** WORK TO DO **
In your copy, reproduce the entries exactly as they are, minus the images.

● ● ● ● ● ● ●

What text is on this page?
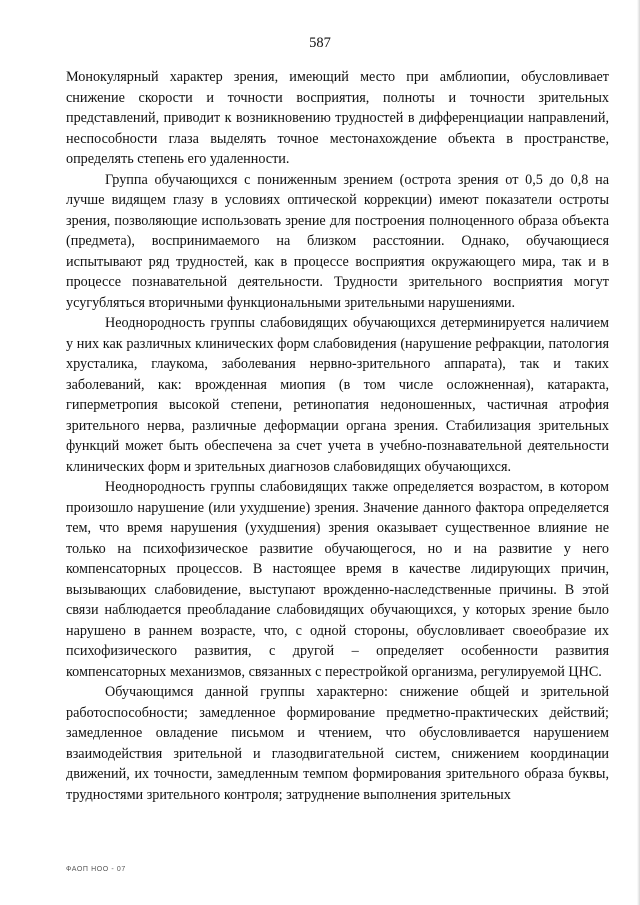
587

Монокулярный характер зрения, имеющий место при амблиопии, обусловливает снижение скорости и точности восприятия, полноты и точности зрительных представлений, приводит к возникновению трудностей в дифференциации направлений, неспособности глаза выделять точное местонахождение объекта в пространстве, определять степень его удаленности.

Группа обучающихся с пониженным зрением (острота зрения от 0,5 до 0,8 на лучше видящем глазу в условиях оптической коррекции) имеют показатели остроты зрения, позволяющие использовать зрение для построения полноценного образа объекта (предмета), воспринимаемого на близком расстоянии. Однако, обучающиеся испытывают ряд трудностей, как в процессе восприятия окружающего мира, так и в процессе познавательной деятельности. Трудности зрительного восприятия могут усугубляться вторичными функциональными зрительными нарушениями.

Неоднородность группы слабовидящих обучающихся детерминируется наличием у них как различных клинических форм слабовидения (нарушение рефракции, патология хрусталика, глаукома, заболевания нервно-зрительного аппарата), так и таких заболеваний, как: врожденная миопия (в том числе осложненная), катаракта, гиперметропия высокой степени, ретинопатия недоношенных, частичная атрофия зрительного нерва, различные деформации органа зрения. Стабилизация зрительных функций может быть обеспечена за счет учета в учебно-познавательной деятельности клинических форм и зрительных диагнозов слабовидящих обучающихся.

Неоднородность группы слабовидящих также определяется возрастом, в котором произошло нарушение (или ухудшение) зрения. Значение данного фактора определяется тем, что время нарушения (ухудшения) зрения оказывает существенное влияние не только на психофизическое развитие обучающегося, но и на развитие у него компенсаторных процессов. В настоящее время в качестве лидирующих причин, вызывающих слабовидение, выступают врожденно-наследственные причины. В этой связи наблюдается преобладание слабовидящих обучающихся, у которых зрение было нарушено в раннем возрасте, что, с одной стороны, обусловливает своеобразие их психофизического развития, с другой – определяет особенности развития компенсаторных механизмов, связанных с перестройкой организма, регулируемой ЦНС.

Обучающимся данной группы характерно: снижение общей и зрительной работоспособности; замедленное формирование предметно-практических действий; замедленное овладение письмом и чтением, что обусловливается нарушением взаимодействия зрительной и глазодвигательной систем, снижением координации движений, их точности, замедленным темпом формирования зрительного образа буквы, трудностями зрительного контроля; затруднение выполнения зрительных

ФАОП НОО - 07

● ● ● ● ● ● ●

** EXERCISE SOLUTION **
What text is on this page?
587

Монокулярный характер зрения, имеющий место при амблиопии, обусловливает снижение скорости и точности восприятия, полноты и точности зрительных представлений, приводит к возникновению трудностей в дифференциации направлений, неспособности глаза выделять точное местонахождение объекта в пространстве, определять степень его удаленности.

Группа обучающихся с пониженным зрением (острота зрения от 0,5 до 0,8 на лучше видящем глазу в условиях оптической коррекции) имеют показатели остроты зрения, позволяющие использовать зрение для построения полноценного образа объекта (предмета), воспринимаемого на близком расстоянии. Однако, обучающиеся испытывают ряд трудностей, как в процессе восприятия окружающего мира, так и в процессе познавательной деятельности. Трудности зрительного восприятия могут усугубляться вторичными функциональными зрительными нарушениями.

Неоднородность группы слабовидящих обучающихся детерминируется наличием у них как различных клинических форм слабовидения (нарушение рефракции, патология хрусталика, глаукома, заболевания нервно-зрительного аппарата), так и таких заболеваний, как: врожденная миопия (в том числе осложненная), катаракта, гиперметропия высокой степени, ретинопатия недоношенных, частичная атрофия зрительного нерва, различные деформации органа зрения. Стабилизация зрительных функций может быть обеспечена за счет учета в учебно-познавательной деятельности клинических форм и зрительных диагнозов слабовидящих обучающихся.

Неоднородность группы слабовидящих также определяется возрастом, в котором произошло нарушение (или ухудшение) зрения. Значение данного фактора определяется тем, что время нарушения (ухудшения) зрения оказывает существенное влияние не только на психофизическое развитие обучающегося, но и на развитие у него компенсаторных процессов. В настоящее время в качестве лидирующих причин, вызывающих слабовидение, выступают врожденно-наследственные причины. В этой связи наблюдается преобладание слабовидящих обучающихся, у которых зрение было нарушено в раннем возрасте, что, с одной стороны, обусловливает своеобразие их психофизического развития, с другой – определяет особенности развития компенсаторных механизмов, связанных с перестройкой организма, регулируемой ЦНС.

Обучающимся данной группы характерно: снижение общей и зрительной работоспособности; замедленное формирование предметно-практических действий; замедленное овладение письмом и чтением, что обусловливается нарушением взаимодействия зрительной и глазодвигательной систем, снижением координации движений, их точности, замедленным темпом формирования зрительного образа буквы, трудностями зрительного контроля; затруднение выполнения зрительных

ФАОП НОО - 07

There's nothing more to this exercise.